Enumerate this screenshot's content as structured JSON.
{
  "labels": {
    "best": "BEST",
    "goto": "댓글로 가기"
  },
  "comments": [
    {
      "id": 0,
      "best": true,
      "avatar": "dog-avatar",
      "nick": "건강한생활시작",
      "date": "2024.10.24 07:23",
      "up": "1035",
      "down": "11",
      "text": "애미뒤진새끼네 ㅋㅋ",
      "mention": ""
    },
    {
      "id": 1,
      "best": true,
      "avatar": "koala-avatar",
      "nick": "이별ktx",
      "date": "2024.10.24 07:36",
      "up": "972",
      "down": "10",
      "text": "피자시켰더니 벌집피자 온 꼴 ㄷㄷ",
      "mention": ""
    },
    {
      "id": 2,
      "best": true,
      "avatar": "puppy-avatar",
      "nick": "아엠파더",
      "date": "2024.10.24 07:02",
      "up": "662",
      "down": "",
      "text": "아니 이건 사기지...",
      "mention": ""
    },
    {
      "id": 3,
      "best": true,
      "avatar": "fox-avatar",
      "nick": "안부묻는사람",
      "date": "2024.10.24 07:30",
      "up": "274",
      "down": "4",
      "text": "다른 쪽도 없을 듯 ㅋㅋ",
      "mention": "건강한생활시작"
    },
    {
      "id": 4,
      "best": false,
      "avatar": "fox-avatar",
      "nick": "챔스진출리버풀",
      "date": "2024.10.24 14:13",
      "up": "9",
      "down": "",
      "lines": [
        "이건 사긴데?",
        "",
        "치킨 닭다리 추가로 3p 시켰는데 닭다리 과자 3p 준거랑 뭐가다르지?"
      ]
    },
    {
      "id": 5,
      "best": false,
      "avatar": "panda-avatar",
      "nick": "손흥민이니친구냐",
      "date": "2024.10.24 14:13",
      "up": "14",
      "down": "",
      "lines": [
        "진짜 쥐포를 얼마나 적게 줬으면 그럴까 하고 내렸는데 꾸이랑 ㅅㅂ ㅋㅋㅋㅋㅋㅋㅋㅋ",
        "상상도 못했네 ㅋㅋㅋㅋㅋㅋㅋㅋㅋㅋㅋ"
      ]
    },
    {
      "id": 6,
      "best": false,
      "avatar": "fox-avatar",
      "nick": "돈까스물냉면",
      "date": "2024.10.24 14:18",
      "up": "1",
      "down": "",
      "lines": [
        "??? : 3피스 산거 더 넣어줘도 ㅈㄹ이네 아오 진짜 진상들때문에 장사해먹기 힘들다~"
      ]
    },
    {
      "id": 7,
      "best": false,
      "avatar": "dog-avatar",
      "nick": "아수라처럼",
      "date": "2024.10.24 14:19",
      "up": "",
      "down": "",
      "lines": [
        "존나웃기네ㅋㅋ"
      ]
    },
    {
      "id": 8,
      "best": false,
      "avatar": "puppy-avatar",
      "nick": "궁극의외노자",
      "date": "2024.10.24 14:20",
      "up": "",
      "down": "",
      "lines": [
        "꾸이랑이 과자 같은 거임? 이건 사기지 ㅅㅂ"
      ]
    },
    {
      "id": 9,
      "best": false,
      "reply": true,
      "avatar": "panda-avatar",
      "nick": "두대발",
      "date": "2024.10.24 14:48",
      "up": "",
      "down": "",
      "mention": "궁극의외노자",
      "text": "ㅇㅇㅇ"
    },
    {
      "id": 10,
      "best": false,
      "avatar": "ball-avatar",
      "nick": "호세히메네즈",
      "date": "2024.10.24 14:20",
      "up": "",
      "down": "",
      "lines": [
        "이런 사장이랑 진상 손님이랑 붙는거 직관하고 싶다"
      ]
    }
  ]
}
# # # # #
GIVEN INSTRUCTION: Write out all of the records once more, exactly.

FULL OUTPUT:
Enumerate this screenshot's content as structured JSON.
{
  "labels": {
    "best": "BEST",
    "goto": "댓글로 가기"
  },
  "comments": [
    {
      "id": 0,
      "best": true,
      "avatar": "dog-avatar",
      "nick": "건강한생활시작",
      "date": "2024.10.24 07:23",
      "up": "1035",
      "down": "11",
      "text": "애미뒤진새끼네 ㅋㅋ",
      "mention": ""
    },
    {
      "id": 1,
      "best": true,
      "avatar": "koala-avatar",
      "nick": "이별ktx",
      "date": "2024.10.24 07:36",
      "up": "972",
      "down": "10",
      "text": "피자시켰더니 벌집피자 온 꼴 ㄷㄷ",
      "mention": ""
    },
    {
      "id": 2,
      "best": true,
      "avatar": "puppy-avatar",
      "nick": "아엠파더",
      "date": "2024.10.24 07:02",
      "up": "662",
      "down": "",
      "text": "아니 이건 사기지...",
      "mention": ""
    },
    {
      "id": 3,
      "best": true,
      "avatar": "fox-avatar",
      "nick": "안부묻는사람",
      "date": "2024.10.24 07:30",
      "up": "274",
      "down": "4",
      "text": "다른 쪽도 없을 듯 ㅋㅋ",
      "mention": "건강한생활시작"
    },
    {
      "id": 4,
      "best": false,
      "avatar": "fox-avatar",
      "nick": "챔스진출리버풀",
      "date": "2024.10.24 14:13",
      "up": "9",
      "down": "",
      "lines": [
        "이건 사긴데?",
        "",
        "치킨 닭다리 추가로 3p 시켰는데 닭다리 과자 3p 준거랑 뭐가다르지?"
      ]
    },
    {
      "id": 5,
      "best": false,
      "avatar": "panda-avatar",
      "nick": "손흥민이니친구냐",
      "date": "2024.10.24 14:13",
      "up": "14",
      "down": "",
      "lines": [
        "진짜 쥐포를 얼마나 적게 줬으면 그럴까 하고 내렸는데 꾸이랑 ㅅㅂ ㅋㅋㅋㅋㅋㅋㅋㅋ",
        "상상도 못했네 ㅋㅋㅋㅋㅋㅋㅋㅋㅋㅋㅋ"
      ]
    },
    {
      "id": 6,
      "best": false,
      "avatar": "fox-avatar",
      "nick": "돈까스물냉면",
      "date": "2024.10.24 14:18",
      "up": "1",
      "down": "",
      "lines": [
        "??? : 3피스 산거 더 넣어줘도 ㅈㄹ이네 아오 진짜 진상들때문에 장사해먹기 힘들다~"
      ]
    },
    {
      "id": 7,
      "best": false,
      "avatar": "dog-avatar",
      "nick": "아수라처럼",
      "date": "2024.10.24 14:19",
      "up": "",
      "down": "",
      "lines": [
        "존나웃기네ㅋㅋ"
      ]
    },
    {
      "id": 8,
      "best": false,
      "avatar": "puppy-avatar",
      "nick": "궁극의외노자",
      "date": "2024.10.24 14:20",
      "up": "",
      "down": "",
      "lines": [
        "꾸이랑이 과자 같은 거임? 이건 사기지 ㅅㅂ"
      ]
    },
    {
      "id": 9,
      "best": false,
      "reply": true,
      "avatar": "panda-avatar",
      "nick": "두대발",
      "date": "2024.10.24 14:48",
      "up": "",
      "down": "",
      "mention": "궁극의외노자",
      "text": "ㅇㅇㅇ"
    },
    {
      "id": 10,
      "best": false,
      "avatar": "ball-avatar",
      "nick": "호세히메네즈",
      "date": "2024.10.24 14:20",
      "up": "",
      "down": "",
      "lines": [
        "이런 사장이랑 진상 손님이랑 붙는거 직관하고 싶다"
      ]
    }
  ]
}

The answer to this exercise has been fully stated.